Text provided –
+++++

Course Information
- Instructor
- Nicholas Tomlin
- Time
- Tues & Thurs, 2:00–3:20 PM CT
- Location
- TBD
Please Note: This syllabus is under construction, and is subject to change!
This course covers the fundamentals of natural language processing, with a focus on language models and reinforcement learning. The central organizing question for this course is: what objective are we optimizing, and how do we efficiently optimize it? We'll cover everything from next-token prediction to reinforcement learning from human feedback, with a focus on the theoretical foundations and practical details behind today's language models. Students will implement language models from scratch and build a modern post-training stack.

+++++

Tasks –
[1] What central question does the course information above say organizes the course?
[2] Based on the course information above, explain why the syllabus might change.

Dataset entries
+++++

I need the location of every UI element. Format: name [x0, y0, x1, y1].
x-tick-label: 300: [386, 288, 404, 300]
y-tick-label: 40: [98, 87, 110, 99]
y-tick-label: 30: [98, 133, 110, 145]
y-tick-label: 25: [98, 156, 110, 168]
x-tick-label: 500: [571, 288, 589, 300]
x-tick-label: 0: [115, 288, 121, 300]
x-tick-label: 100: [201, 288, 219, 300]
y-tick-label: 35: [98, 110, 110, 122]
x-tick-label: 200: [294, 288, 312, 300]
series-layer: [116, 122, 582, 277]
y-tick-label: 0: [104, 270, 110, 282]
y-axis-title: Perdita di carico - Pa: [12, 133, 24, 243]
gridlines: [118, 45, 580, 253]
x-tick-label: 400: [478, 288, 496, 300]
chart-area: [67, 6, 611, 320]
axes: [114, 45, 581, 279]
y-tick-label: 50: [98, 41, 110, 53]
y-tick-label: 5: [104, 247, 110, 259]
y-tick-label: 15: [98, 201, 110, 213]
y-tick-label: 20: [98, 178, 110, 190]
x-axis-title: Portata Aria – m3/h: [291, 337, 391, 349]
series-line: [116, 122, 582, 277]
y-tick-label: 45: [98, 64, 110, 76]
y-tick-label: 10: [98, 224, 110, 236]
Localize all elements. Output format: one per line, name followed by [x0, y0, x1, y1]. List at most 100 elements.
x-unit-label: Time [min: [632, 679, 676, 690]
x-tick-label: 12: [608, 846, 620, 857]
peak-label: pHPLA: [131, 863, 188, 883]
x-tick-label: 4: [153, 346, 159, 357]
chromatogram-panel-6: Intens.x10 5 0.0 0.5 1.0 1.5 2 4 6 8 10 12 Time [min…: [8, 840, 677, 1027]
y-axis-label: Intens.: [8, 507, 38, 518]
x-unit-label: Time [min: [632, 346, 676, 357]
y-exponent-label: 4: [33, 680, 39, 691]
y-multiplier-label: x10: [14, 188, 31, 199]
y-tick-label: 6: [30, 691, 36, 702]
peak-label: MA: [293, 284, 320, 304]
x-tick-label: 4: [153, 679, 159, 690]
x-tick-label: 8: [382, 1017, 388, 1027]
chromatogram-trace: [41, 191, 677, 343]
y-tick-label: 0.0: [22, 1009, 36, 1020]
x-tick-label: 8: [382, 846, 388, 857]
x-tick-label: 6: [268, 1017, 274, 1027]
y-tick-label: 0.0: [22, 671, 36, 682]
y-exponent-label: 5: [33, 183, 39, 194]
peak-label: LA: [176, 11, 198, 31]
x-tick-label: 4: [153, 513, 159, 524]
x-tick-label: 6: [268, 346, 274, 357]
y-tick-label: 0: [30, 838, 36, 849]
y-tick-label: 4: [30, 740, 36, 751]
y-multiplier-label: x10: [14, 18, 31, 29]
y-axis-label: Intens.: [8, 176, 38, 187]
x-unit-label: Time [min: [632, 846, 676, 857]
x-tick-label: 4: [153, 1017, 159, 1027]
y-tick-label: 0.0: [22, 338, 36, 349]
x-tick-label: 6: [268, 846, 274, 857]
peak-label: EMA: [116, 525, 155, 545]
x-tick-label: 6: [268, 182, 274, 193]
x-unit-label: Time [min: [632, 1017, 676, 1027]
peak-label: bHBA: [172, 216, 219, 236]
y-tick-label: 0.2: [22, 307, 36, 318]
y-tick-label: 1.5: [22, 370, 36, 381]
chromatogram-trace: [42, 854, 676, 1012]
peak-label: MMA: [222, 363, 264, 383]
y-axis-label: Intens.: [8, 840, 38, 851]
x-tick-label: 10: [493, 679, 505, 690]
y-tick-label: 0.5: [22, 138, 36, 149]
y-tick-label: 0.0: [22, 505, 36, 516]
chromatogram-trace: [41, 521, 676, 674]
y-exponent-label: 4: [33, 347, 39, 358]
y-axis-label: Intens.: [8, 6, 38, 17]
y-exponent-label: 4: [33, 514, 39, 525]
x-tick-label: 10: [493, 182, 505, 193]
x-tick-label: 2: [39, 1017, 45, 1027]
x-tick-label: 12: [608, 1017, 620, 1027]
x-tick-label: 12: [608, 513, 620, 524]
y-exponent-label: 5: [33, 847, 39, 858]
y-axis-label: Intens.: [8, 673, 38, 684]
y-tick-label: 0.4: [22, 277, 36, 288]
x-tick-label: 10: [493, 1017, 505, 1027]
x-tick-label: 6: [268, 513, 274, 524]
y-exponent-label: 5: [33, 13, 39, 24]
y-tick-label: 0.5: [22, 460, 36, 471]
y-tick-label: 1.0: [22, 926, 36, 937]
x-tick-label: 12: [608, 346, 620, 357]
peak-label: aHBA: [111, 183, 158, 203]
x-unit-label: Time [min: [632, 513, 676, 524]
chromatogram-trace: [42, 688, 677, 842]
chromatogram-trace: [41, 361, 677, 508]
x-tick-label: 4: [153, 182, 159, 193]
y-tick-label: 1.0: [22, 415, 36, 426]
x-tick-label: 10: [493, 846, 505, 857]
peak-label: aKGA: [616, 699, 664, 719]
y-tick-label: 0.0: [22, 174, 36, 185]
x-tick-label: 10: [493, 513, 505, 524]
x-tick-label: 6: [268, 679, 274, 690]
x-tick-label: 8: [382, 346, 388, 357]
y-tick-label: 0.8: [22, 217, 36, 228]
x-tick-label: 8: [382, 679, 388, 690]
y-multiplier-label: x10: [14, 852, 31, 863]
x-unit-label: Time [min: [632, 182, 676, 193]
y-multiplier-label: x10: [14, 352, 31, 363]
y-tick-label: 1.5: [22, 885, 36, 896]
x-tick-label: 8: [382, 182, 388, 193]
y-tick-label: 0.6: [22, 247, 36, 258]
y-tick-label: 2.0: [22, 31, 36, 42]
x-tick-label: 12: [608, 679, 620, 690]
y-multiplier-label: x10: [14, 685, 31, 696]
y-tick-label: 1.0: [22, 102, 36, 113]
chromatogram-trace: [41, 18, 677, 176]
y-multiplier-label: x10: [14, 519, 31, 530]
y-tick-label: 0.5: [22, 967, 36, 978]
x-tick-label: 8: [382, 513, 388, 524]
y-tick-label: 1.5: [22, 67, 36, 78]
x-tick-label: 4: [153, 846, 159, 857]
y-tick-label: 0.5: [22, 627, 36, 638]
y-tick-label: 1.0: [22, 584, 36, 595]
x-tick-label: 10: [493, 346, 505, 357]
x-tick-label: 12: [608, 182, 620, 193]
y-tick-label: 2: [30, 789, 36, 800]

+++++

Task-by-task results –
[1] What objective are we optimizing, and how do we efficiently optimize it?

[2] The syllabus might change because it is still under construction. The course information warns readers about this directly in its note.